--- START Exercise inputs ---
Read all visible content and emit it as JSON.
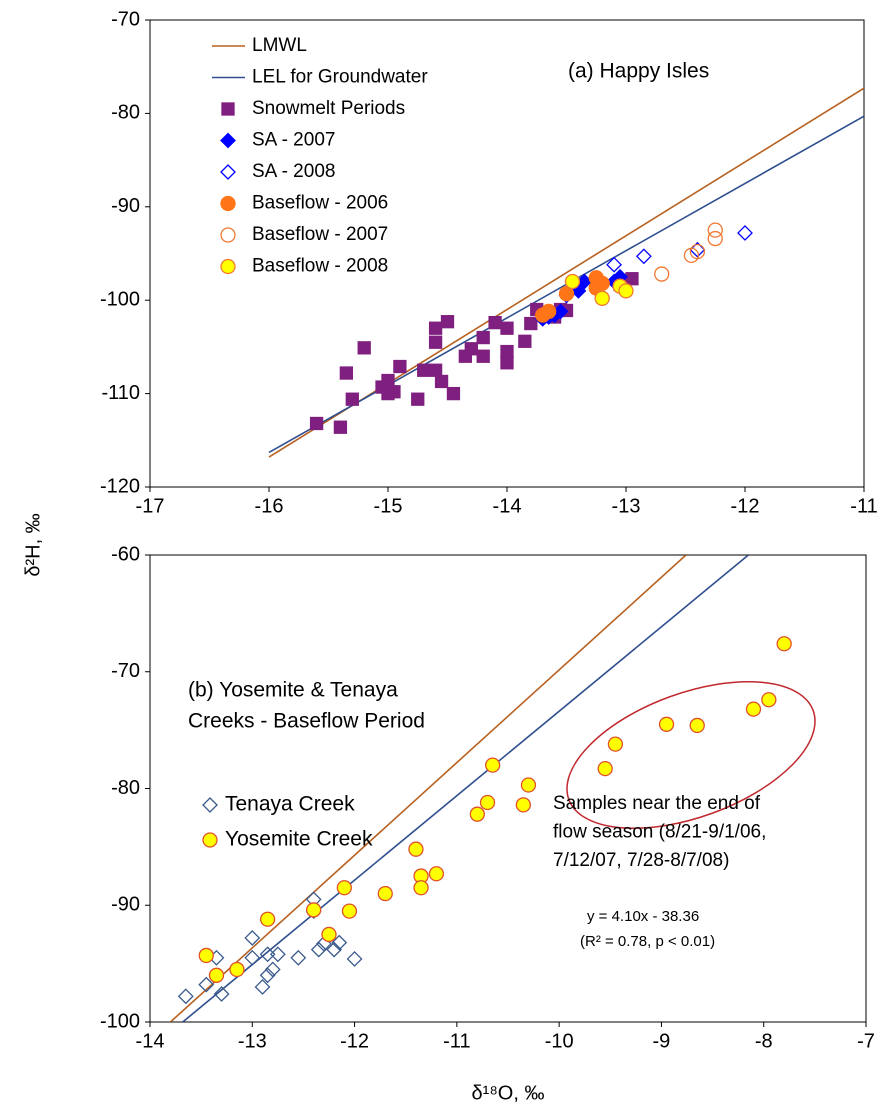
{
  "chart_data": [
    {
      "type": "scatter",
      "annotation": [
        "(a) Happy Isles"
      ],
      "ylabel": "δ²H, ‰",
      "xlim": [
        -17,
        -11
      ],
      "xticks": [
        -17,
        -16,
        -15,
        -14,
        -13,
        -12,
        -11
      ],
      "ylim": [
        -120,
        -70
      ],
      "yticks": [
        -120,
        -110,
        -100,
        -90,
        -80,
        -70
      ],
      "legend": "upper left",
      "series": [
        {
          "name": "LMWL",
          "kind": "line",
          "color": "#b8601f",
          "x": [
            -16,
            -11
          ],
          "values": [
            -116.8,
            -77.3
          ]
        },
        {
          "name": "LEL for Groundwater",
          "kind": "line",
          "color": "#2f4f8f",
          "x": [
            -16,
            -11
          ],
          "values": [
            -116.3,
            -80.3
          ]
        },
        {
          "name": "Snowmelt Periods",
          "kind": "marker",
          "marker": "square",
          "color": "#7f1f7f",
          "fill": "#7f1f7f",
          "x": [
            -15.6,
            -15.4,
            -15.35,
            -15.2,
            -15.3,
            -15.05,
            -15.0,
            -14.95,
            -14.9,
            -15.0,
            -14.75,
            -14.7,
            -14.6,
            -14.6,
            -14.6,
            -14.55,
            -14.5,
            -14.45,
            -14.35,
            -14.3,
            -14.2,
            -14.2,
            -14.1,
            -14.0,
            -14.0,
            -14.0,
            -13.85,
            -13.75,
            -13.8,
            -13.6,
            -13.55,
            -13.5,
            -12.95,
            -13.05
          ],
          "values": [
            -113.2,
            -113.6,
            -107.8,
            -105.1,
            -110.6,
            -109.3,
            -108.6,
            -109.8,
            -107.1,
            -110.0,
            -110.6,
            -107.5,
            -107.5,
            -103.0,
            -104.5,
            -108.7,
            -102.3,
            -110.0,
            -106.0,
            -105.2,
            -104.0,
            -106.0,
            -102.4,
            -103.0,
            -105.5,
            -106.7,
            -104.4,
            -101.0,
            -102.5,
            -101.8,
            -101.0,
            -101.1,
            -97.7,
            -98.3
          ]
        },
        {
          "name": "SA - 2007",
          "kind": "marker",
          "marker": "diamond",
          "color": "#0000ff",
          "fill": "#0000ff",
          "x": [
            -13.7,
            -13.65,
            -13.6,
            -13.55,
            -13.4,
            -13.35,
            -13.1,
            -13.05
          ],
          "values": [
            -102.0,
            -101.8,
            -101.6,
            -101.2,
            -99.0,
            -98.0,
            -98.0,
            -97.5
          ]
        },
        {
          "name": "SA - 2008",
          "kind": "marker",
          "marker": "diamond",
          "color": "#0000ff",
          "fill": "none",
          "x": [
            -13.1,
            -12.85,
            -12.4,
            -12.0,
            -13.5
          ],
          "values": [
            -96.2,
            -95.3,
            -94.6,
            -92.8,
            -99.5
          ]
        },
        {
          "name": "Baseflow - 2006",
          "kind": "marker",
          "marker": "circle",
          "color": "#ff7518",
          "fill": "#ff7518",
          "x": [
            -13.7,
            -13.65,
            -13.5,
            -13.25,
            -13.2,
            -13.25
          ],
          "values": [
            -101.6,
            -101.2,
            -99.3,
            -97.6,
            -98.2,
            -98.7
          ]
        },
        {
          "name": "Baseflow - 2007",
          "kind": "marker",
          "marker": "circle",
          "color": "#f07830",
          "fill": "none",
          "x": [
            -12.7,
            -12.45,
            -12.4,
            -12.25,
            -12.25
          ],
          "values": [
            -97.2,
            -95.2,
            -94.8,
            -92.5,
            -93.4
          ]
        },
        {
          "name": "Baseflow - 2008",
          "kind": "marker",
          "marker": "circle",
          "color": "#f07830",
          "fill": "#ffff00",
          "x": [
            -13.45,
            -13.2,
            -13.05,
            -13.0
          ],
          "values": [
            -98.0,
            -99.8,
            -98.5,
            -99.0
          ]
        }
      ]
    },
    {
      "type": "scatter",
      "annotation": [
        "(b) Yosemite & Tenaya",
        "Creeks - Baseflow Period"
      ],
      "xlabel": "δ¹⁸O, ‰",
      "xlim": [
        -14,
        -7
      ],
      "xticks": [
        -14,
        -13,
        -12,
        -11,
        -10,
        -9,
        -8,
        -7
      ],
      "ylim": [
        -100,
        -60
      ],
      "yticks": [
        -100,
        -90,
        -80,
        -70,
        -60
      ],
      "legend": "upper left",
      "notes": [
        "Samples near the end of",
        "flow season (8/21-9/1/06,",
        "7/12/07, 7/28-8/7/08)"
      ],
      "equation": [
        "y = 4.10x - 38.36",
        "(R² = 0.78, p < 0.01)"
      ],
      "series": [
        {
          "kind": "line",
          "color": "#b8601f",
          "x": [
            -13.8,
            -8.76
          ],
          "values": [
            -100,
            -60
          ]
        },
        {
          "kind": "line",
          "color": "#2f4f8f",
          "x": [
            -13.68,
            -8.15
          ],
          "values": [
            -100,
            -60
          ]
        },
        {
          "name": "Tenaya Creek",
          "kind": "marker",
          "marker": "diamond",
          "color": "#3a5a8c",
          "fill": "none",
          "x": [
            -13.65,
            -13.45,
            -13.35,
            -13.3,
            -13.0,
            -13.0,
            -12.9,
            -12.85,
            -12.85,
            -12.8,
            -12.75,
            -12.55,
            -12.4,
            -12.35,
            -12.3,
            -12.2,
            -12.15,
            -12.0,
            -12.4
          ],
          "values": [
            -97.8,
            -96.8,
            -94.5,
            -97.6,
            -92.8,
            -94.5,
            -97.0,
            -94.2,
            -96.0,
            -95.5,
            -94.2,
            -94.5,
            -89.5,
            -93.8,
            -93.3,
            -93.8,
            -93.2,
            -94.6,
            -90.5
          ]
        },
        {
          "name": "Yosemite Creek",
          "kind": "marker",
          "marker": "circle",
          "color": "#e0502a",
          "fill": "#ffff00",
          "x": [
            -13.45,
            -13.35,
            -13.15,
            -12.85,
            -12.4,
            -12.25,
            -12.1,
            -12.05,
            -11.7,
            -11.4,
            -11.35,
            -11.35,
            -11.2,
            -10.8,
            -10.7,
            -10.65,
            -10.35,
            -10.3,
            -9.55,
            -9.45,
            -8.95,
            -8.65,
            -8.1,
            -7.95,
            -7.8
          ],
          "values": [
            -94.3,
            -96.0,
            -95.5,
            -91.2,
            -90.4,
            -92.5,
            -88.5,
            -90.5,
            -89.0,
            -85.2,
            -87.5,
            -88.5,
            -87.3,
            -82.2,
            -81.2,
            -78.0,
            -81.4,
            -79.7,
            -78.3,
            -76.2,
            -74.5,
            -74.6,
            -73.2,
            -72.4,
            -67.6
          ]
        }
      ]
    }
  ]
}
--- END Exercise inputs ---
» **Job**: Print each line of the material above exactly, with the pictures removed from your copy.

» **Task output**:
Read all visible content and emit it as JSON.
{
  "chart_data": [
    {
      "type": "scatter",
      "annotation": [
        "(a) Happy Isles"
      ],
      "ylabel": "δ²H, ‰",
      "xlim": [
        -17,
        -11
      ],
      "xticks": [
        -17,
        -16,
        -15,
        -14,
        -13,
        -12,
        -11
      ],
      "ylim": [
        -120,
        -70
      ],
      "yticks": [
        -120,
        -110,
        -100,
        -90,
        -80,
        -70
      ],
      "legend": "upper left",
      "series": [
        {
          "name": "LMWL",
          "kind": "line",
          "color": "#b8601f",
          "x": [
            -16,
            -11
          ],
          "values": [
            -116.8,
            -77.3
          ]
        },
        {
          "name": "LEL for Groundwater",
          "kind": "line",
          "color": "#2f4f8f",
          "x": [
            -16,
            -11
          ],
          "values": [
            -116.3,
            -80.3
          ]
        },
        {
          "name": "Snowmelt Periods",
          "kind": "marker",
          "marker": "square",
          "color": "#7f1f7f",
          "fill": "#7f1f7f",
          "x": [
            -15.6,
            -15.4,
            -15.35,
            -15.2,
            -15.3,
            -15.05,
            -15.0,
            -14.95,
            -14.9,
            -15.0,
            -14.75,
            -14.7,
            -14.6,
            -14.6,
            -14.6,
            -14.55,
            -14.5,
            -14.45,
            -14.35,
            -14.3,
            -14.2,
            -14.2,
            -14.1,
            -14.0,
            -14.0,
            -14.0,
            -13.85,
            -13.75,
            -13.8,
            -13.6,
            -13.55,
            -13.5,
            -12.95,
            -13.05
          ],
          "values": [
            -113.2,
            -113.6,
            -107.8,
            -105.1,
            -110.6,
            -109.3,
            -108.6,
            -109.8,
            -107.1,
            -110.0,
            -110.6,
            -107.5,
            -107.5,
            -103.0,
            -104.5,
            -108.7,
            -102.3,
            -110.0,
            -106.0,
            -105.2,
            -104.0,
            -106.0,
            -102.4,
            -103.0,
            -105.5,
            -106.7,
            -104.4,
            -101.0,
            -102.5,
            -101.8,
            -101.0,
            -101.1,
            -97.7,
            -98.3
          ]
        },
        {
          "name": "SA - 2007",
          "kind": "marker",
          "marker": "diamond",
          "color": "#0000ff",
          "fill": "#0000ff",
          "x": [
            -13.7,
            -13.65,
            -13.6,
            -13.55,
            -13.4,
            -13.35,
            -13.1,
            -13.05
          ],
          "values": [
            -102.0,
            -101.8,
            -101.6,
            -101.2,
            -99.0,
            -98.0,
            -98.0,
            -97.5
          ]
        },
        {
          "name": "SA - 2008",
          "kind": "marker",
          "marker": "diamond",
          "color": "#0000ff",
          "fill": "none",
          "x": [
            -13.1,
            -12.85,
            -12.4,
            -12.0,
            -13.5
          ],
          "values": [
            -96.2,
            -95.3,
            -94.6,
            -92.8,
            -99.5
          ]
        },
        {
          "name": "Baseflow - 2006",
          "kind": "marker",
          "marker": "circle",
          "color": "#ff7518",
          "fill": "#ff7518",
          "x": [
            -13.7,
            -13.65,
            -13.5,
            -13.25,
            -13.2,
            -13.25
          ],
          "values": [
            -101.6,
            -101.2,
            -99.3,
            -97.6,
            -98.2,
            -98.7
          ]
        },
        {
          "name": "Baseflow - 2007",
          "kind": "marker",
          "marker": "circle",
          "color": "#f07830",
          "fill": "none",
          "x": [
            -12.7,
            -12.45,
            -12.4,
            -12.25,
            -12.25
          ],
          "values": [
            -97.2,
            -95.2,
            -94.8,
            -92.5,
            -93.4
          ]
        },
        {
          "name": "Baseflow - 2008",
          "kind": "marker",
          "marker": "circle",
          "color": "#f07830",
          "fill": "#ffff00",
          "x": [
            -13.45,
            -13.2,
            -13.05,
            -13.0
          ],
          "values": [
            -98.0,
            -99.8,
            -98.5,
            -99.0
          ]
        }
      ]
    },
    {
      "type": "scatter",
      "annotation": [
        "(b) Yosemite & Tenaya",
        "Creeks - Baseflow Period"
      ],
      "xlabel": "δ¹⁸O, ‰",
      "xlim": [
        -14,
        -7
      ],
      "xticks": [
        -14,
        -13,
        -12,
        -11,
        -10,
        -9,
        -8,
        -7
      ],
      "ylim": [
        -100,
        -60
      ],
      "yticks": [
        -100,
        -90,
        -80,
        -70,
        -60
      ],
      "legend": "upper left",
      "notes": [
        "Samples near the end of",
        "flow season (8/21-9/1/06,",
        "7/12/07, 7/28-8/7/08)"
      ],
      "equation": [
        "y = 4.10x - 38.36",
        "(R² = 0.78, p < 0.01)"
      ],
      "series": [
        {
          "kind": "line",
          "color": "#b8601f",
          "x": [
            -13.8,
            -8.76
          ],
          "values": [
            -100,
            -60
          ]
        },
        {
          "kind": "line",
          "color": "#2f4f8f",
          "x": [
            -13.68,
            -8.15
          ],
          "values": [
            -100,
            -60
          ]
        },
        {
          "name": "Tenaya Creek",
          "kind": "marker",
          "marker": "diamond",
          "color": "#3a5a8c",
          "fill": "none",
          "x": [
            -13.65,
            -13.45,
            -13.35,
            -13.3,
            -13.0,
            -13.0,
            -12.9,
            -12.85,
            -12.85,
            -12.8,
            -12.75,
            -12.55,
            -12.4,
            -12.35,
            -12.3,
            -12.2,
            -12.15,
            -12.0,
            -12.4
          ],
          "values": [
            -97.8,
            -96.8,
            -94.5,
            -97.6,
            -92.8,
            -94.5,
            -97.0,
            -94.2,
            -96.0,
            -95.5,
            -94.2,
            -94.5,
            -89.5,
            -93.8,
            -93.3,
            -93.8,
            -93.2,
            -94.6,
            -90.5
          ]
        },
        {
          "name": "Yosemite Creek",
          "kind": "marker",
          "marker": "circle",
          "color": "#e0502a",
          "fill": "#ffff00",
          "x": [
            -13.45,
            -13.35,
            -13.15,
            -12.85,
            -12.4,
            -12.25,
            -12.1,
            -12.05,
            -11.7,
            -11.4,
            -11.35,
            -11.35,
            -11.2,
            -10.8,
            -10.7,
            -10.65,
            -10.35,
            -10.3,
            -9.55,
            -9.45,
            -8.95,
            -8.65,
            -8.1,
            -7.95,
            -7.8
          ],
          "values": [
            -94.3,
            -96.0,
            -95.5,
            -91.2,
            -90.4,
            -92.5,
            -88.5,
            -90.5,
            -89.0,
            -85.2,
            -87.5,
            -88.5,
            -87.3,
            -82.2,
            -81.2,
            -78.0,
            -81.4,
            -79.7,
            -78.3,
            -76.2,
            -74.5,
            -74.6,
            -73.2,
            -72.4,
            -67.6
          ]
        }
      ]
    }
  ]
}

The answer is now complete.